* start Reading passage *
Aftermath
The following day, April 27th, news of Guernica’s destruction appeared in the international press, triggering widespread condemnations of the atrocity. Franco’s fascists labeled it fake news, and claimed that the town had been destroyed by its defenders as they withdrew, who then falsely pinned it on the heroic fascist air force. The Spanish Catholic Church, a mainstay of the Spanish fascist camp, backed Franco’s claims completely, and its professor of theology in Rome went so far as to claim that there was not a single German in Spain, because the local fascists needed only Spanish soldiers, who were second to none in the world.
It was too ludicrous even for Franco’s supporters abroad to sustain, especially after Condor Legion personnel acknowledged that they had bombed Guernica, claiming to have been aiming at a stone bridge just outside the town, only for strong winds to blow their bombs into Guernica. The bridge was never hit, there was virtually no wind, and anti-personnel bombs, incendiaries, and machine gun strafing are useless weapons against stone bridges. According to Richthofen’s diary, the attack had been planned with the Spanish fascists, with the aim of disrupting the Republican withdrawal through Guernica.
* end Reading passage *
* start Records shown *
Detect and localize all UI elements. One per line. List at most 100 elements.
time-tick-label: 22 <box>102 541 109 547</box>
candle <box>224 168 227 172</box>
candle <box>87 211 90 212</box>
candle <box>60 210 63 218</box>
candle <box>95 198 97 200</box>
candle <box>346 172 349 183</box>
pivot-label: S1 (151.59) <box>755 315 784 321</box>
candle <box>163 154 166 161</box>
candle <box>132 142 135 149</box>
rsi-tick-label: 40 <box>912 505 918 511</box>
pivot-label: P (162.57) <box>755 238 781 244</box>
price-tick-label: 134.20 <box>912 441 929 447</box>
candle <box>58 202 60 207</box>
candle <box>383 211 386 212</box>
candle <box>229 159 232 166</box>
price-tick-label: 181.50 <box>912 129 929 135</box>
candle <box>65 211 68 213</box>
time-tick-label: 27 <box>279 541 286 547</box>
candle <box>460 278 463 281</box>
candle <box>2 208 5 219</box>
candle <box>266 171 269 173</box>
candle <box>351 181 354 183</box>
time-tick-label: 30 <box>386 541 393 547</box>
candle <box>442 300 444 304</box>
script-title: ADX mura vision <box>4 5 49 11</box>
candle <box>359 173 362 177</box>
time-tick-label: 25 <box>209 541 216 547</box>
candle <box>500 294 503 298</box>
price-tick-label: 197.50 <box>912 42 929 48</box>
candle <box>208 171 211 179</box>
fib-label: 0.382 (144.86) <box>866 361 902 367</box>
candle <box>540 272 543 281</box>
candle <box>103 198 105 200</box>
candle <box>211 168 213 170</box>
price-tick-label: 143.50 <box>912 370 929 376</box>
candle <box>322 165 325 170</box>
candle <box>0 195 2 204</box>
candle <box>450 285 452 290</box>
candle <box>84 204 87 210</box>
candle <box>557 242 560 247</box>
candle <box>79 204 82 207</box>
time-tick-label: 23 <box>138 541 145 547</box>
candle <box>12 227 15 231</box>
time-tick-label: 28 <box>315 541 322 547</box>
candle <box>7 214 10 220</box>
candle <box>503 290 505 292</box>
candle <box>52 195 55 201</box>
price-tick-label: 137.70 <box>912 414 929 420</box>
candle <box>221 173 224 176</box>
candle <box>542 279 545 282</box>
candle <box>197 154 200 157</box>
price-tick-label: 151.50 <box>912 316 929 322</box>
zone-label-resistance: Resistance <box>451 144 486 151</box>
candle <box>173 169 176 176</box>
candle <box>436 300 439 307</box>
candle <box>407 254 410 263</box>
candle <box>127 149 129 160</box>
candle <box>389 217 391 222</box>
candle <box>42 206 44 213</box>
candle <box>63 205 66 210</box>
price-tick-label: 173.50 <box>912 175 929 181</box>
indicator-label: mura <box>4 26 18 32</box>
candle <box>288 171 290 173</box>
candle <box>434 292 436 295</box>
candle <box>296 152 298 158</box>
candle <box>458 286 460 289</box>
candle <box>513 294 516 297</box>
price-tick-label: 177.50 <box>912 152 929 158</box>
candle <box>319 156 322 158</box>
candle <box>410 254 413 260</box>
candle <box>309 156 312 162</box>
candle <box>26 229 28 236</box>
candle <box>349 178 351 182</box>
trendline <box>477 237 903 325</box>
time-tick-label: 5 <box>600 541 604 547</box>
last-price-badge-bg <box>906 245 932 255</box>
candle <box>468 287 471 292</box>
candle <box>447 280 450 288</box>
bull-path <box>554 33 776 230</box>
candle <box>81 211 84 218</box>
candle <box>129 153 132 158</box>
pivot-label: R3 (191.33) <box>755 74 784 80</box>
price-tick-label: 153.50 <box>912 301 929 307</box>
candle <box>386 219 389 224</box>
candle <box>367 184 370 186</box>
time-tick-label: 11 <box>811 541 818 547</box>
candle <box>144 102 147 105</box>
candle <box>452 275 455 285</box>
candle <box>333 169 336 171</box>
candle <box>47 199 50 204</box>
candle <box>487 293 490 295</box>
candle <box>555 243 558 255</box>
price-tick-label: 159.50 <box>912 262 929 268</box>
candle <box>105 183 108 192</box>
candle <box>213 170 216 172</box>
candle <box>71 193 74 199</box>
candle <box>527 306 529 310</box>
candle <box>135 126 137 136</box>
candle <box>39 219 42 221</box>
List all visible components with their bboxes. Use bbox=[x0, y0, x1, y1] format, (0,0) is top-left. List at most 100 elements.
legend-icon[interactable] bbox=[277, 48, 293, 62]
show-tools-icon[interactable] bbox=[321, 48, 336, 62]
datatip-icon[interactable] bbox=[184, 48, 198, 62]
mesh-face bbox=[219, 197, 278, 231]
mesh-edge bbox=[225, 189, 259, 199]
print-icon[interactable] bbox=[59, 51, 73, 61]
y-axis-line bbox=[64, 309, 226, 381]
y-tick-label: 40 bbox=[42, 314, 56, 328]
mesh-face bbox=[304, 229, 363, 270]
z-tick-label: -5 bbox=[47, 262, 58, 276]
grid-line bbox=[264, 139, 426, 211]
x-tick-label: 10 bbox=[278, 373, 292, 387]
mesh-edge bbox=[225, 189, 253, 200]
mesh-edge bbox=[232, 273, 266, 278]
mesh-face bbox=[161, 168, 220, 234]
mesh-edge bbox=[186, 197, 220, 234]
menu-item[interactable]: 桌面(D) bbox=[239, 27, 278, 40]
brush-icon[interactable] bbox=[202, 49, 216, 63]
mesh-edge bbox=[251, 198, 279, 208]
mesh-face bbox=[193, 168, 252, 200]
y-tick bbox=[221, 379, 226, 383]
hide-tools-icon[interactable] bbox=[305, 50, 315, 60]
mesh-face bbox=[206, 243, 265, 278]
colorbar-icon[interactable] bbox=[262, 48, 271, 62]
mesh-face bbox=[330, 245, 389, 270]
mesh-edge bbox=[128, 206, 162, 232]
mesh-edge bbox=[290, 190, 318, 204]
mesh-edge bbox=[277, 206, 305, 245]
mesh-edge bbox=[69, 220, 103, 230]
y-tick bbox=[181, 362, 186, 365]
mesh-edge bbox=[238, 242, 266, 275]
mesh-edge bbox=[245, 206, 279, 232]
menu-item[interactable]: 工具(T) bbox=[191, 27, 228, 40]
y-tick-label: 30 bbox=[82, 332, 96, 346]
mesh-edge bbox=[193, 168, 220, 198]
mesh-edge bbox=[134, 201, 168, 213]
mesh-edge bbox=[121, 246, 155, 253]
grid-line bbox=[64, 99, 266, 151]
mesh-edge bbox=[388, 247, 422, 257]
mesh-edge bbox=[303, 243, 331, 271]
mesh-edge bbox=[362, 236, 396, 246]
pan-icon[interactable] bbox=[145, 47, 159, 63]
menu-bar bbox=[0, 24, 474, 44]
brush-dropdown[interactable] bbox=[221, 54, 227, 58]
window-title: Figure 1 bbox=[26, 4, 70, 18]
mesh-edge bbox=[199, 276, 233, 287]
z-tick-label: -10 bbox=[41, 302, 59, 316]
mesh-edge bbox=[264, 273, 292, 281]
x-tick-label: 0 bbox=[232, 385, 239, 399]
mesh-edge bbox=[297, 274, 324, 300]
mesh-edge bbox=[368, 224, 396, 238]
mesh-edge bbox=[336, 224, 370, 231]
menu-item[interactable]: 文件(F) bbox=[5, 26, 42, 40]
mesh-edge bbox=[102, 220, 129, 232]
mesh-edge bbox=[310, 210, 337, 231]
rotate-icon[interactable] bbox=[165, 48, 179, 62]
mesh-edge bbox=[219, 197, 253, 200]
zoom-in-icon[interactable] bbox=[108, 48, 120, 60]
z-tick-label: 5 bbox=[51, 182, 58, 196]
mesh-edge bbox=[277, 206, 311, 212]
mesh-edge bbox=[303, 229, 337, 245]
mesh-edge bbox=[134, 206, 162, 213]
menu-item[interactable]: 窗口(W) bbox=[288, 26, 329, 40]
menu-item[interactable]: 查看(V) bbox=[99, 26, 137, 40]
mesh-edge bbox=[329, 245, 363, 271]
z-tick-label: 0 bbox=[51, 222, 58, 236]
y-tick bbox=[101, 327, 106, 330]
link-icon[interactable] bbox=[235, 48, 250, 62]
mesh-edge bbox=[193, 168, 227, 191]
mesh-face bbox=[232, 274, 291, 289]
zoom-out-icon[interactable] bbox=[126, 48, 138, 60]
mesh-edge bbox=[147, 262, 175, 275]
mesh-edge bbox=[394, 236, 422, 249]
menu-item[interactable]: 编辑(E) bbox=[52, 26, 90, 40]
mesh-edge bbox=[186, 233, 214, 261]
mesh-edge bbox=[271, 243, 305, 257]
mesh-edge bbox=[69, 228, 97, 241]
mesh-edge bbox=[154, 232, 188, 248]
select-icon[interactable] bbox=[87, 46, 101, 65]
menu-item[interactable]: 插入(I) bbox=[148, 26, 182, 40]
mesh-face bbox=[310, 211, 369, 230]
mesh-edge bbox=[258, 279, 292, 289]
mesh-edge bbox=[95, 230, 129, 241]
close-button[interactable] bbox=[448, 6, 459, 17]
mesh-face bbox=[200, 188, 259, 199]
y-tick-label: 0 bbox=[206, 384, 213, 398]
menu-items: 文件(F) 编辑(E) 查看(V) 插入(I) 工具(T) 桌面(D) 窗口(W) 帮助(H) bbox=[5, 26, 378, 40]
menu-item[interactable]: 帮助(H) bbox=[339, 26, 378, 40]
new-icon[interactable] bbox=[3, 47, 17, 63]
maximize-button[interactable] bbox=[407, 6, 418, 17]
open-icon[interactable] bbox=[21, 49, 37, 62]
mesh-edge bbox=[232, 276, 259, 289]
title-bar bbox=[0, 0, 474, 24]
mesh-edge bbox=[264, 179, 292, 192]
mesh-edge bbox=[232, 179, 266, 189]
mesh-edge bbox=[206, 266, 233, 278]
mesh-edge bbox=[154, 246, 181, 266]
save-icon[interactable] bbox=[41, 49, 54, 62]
* end Records shown *
» Required work: According to the passage on Guernica's aftermath, why does the Condor Legion's claim that it was aiming at a stone bridge not hold up? Answer in one to three sentences.

» Written solution: The bridge was never hit, there was virtually no wind to blow the bombs into the town, and anti-personnel bombs, incendiaries, and machine gun strafing are useless against stone bridges. Richthofen's diary also records that the attack was planned with the Spanish fascists to disrupt the Republican withdrawal through Guernica.